■ TO DO
Could you copy every line from the material below in which "Information" appears?

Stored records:

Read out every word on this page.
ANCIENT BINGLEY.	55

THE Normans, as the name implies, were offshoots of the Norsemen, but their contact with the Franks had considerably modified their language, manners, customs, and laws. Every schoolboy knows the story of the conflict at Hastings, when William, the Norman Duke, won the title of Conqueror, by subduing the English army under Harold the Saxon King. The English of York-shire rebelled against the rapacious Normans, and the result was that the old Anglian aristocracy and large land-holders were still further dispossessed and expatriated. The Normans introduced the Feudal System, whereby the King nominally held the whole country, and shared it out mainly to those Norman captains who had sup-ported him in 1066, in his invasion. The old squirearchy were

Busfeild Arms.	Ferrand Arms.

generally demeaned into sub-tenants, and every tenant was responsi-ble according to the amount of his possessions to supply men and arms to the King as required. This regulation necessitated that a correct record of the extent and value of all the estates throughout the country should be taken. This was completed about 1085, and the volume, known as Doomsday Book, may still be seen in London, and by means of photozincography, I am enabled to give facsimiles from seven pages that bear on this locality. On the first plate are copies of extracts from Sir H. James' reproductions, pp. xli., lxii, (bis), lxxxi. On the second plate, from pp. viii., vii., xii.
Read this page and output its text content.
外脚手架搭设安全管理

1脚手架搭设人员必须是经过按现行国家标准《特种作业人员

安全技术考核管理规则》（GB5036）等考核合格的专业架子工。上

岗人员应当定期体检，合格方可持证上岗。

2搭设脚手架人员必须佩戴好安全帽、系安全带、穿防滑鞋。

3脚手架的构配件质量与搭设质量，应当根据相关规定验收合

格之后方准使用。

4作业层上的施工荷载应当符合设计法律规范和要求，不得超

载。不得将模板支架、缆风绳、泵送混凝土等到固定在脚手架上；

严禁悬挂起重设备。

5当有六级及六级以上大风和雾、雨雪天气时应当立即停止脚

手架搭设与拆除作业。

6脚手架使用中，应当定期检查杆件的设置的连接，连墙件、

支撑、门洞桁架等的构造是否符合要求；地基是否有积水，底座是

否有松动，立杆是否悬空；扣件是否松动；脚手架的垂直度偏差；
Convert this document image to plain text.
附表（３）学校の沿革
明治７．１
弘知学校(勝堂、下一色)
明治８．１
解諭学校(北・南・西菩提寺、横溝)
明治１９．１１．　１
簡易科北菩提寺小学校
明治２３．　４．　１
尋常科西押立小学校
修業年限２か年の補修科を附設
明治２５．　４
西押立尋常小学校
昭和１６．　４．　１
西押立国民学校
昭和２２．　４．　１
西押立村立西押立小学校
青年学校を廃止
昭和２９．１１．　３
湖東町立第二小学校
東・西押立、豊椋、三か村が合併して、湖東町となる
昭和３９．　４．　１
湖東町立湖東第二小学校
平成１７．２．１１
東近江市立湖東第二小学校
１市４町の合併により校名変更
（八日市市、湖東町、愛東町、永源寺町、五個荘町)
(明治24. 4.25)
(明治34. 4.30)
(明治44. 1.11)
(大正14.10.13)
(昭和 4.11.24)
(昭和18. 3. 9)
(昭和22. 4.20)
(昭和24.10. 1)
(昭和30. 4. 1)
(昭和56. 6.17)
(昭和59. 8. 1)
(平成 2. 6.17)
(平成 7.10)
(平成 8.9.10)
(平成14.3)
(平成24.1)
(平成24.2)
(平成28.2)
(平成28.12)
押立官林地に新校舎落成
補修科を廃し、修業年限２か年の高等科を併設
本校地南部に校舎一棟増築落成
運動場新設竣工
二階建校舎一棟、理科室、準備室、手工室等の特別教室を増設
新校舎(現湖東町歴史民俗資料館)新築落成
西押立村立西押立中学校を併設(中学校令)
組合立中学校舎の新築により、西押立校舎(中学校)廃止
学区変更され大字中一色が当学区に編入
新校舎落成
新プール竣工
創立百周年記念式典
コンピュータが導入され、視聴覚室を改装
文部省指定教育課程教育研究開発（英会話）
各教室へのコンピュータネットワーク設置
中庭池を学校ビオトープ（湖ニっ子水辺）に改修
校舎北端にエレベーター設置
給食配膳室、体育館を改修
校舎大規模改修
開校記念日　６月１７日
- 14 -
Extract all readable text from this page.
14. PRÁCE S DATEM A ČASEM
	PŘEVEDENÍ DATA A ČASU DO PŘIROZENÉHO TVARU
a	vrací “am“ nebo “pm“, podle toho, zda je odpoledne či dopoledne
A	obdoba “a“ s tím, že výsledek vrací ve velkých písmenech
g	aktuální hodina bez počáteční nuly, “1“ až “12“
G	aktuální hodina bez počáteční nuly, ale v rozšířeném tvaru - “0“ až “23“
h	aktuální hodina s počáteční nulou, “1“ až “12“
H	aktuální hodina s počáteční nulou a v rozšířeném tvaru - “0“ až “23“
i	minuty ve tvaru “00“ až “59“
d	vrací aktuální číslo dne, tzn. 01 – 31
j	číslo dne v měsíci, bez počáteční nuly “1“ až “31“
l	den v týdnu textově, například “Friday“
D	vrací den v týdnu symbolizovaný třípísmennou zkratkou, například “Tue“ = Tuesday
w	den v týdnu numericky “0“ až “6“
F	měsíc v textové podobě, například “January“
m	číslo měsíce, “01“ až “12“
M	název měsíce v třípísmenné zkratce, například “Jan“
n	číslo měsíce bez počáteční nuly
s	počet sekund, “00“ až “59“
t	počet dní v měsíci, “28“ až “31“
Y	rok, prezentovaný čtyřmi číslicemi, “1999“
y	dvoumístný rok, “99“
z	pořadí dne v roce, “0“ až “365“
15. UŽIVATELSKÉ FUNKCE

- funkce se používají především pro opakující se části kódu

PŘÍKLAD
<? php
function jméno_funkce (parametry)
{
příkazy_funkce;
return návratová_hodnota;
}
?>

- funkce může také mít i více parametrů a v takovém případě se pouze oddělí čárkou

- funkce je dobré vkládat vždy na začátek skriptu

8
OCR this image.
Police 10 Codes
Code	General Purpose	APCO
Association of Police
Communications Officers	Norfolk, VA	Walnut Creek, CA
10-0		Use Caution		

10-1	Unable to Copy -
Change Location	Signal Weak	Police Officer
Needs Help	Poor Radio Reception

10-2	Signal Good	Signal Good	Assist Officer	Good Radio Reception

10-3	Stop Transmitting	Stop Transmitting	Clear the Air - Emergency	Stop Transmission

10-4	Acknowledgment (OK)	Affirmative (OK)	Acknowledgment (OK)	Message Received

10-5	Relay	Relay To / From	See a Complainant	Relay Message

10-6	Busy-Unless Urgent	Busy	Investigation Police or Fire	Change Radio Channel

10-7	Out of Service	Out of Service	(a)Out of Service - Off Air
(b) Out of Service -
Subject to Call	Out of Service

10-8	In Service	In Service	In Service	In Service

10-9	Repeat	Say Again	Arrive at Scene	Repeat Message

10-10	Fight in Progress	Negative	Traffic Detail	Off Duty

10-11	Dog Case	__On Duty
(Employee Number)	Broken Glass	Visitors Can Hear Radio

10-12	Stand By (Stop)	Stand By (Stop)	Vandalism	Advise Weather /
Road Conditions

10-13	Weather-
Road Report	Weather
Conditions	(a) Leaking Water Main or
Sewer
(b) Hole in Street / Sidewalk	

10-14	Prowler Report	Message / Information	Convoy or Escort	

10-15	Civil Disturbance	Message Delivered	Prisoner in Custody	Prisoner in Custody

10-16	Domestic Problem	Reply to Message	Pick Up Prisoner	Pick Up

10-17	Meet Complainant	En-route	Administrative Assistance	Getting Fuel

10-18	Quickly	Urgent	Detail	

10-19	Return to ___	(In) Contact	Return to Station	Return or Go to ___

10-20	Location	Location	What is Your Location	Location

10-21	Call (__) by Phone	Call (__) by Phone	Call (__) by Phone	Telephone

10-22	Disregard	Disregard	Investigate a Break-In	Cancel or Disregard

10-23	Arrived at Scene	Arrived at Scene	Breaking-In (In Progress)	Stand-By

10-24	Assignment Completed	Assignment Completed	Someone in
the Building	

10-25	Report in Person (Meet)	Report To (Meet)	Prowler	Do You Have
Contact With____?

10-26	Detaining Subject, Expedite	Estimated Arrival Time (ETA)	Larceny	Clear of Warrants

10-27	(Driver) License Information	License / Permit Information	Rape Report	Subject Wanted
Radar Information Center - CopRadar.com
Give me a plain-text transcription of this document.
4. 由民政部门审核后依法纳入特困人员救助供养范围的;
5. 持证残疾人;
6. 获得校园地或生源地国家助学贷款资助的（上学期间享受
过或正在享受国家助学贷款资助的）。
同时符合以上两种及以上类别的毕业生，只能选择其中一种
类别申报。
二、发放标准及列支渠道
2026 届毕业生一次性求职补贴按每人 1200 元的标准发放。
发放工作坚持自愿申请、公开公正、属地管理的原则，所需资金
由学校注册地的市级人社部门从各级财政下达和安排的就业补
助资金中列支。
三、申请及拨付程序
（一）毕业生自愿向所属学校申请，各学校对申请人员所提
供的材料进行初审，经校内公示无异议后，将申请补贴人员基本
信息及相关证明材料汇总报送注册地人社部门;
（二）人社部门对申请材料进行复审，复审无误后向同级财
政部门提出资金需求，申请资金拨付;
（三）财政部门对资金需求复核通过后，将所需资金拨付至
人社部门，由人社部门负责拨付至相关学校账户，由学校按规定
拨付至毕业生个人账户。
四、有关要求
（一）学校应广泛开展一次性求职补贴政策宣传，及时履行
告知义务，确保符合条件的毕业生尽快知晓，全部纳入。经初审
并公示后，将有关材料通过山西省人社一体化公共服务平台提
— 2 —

■ THE SOLUTION
10-14	Prowler Report	Message / Information	Convoy or Escort	
10-27	(Driver) License Information	License / Permit Information	Rape Report	Subject Wanted
Radar Information Center - CopRadar.com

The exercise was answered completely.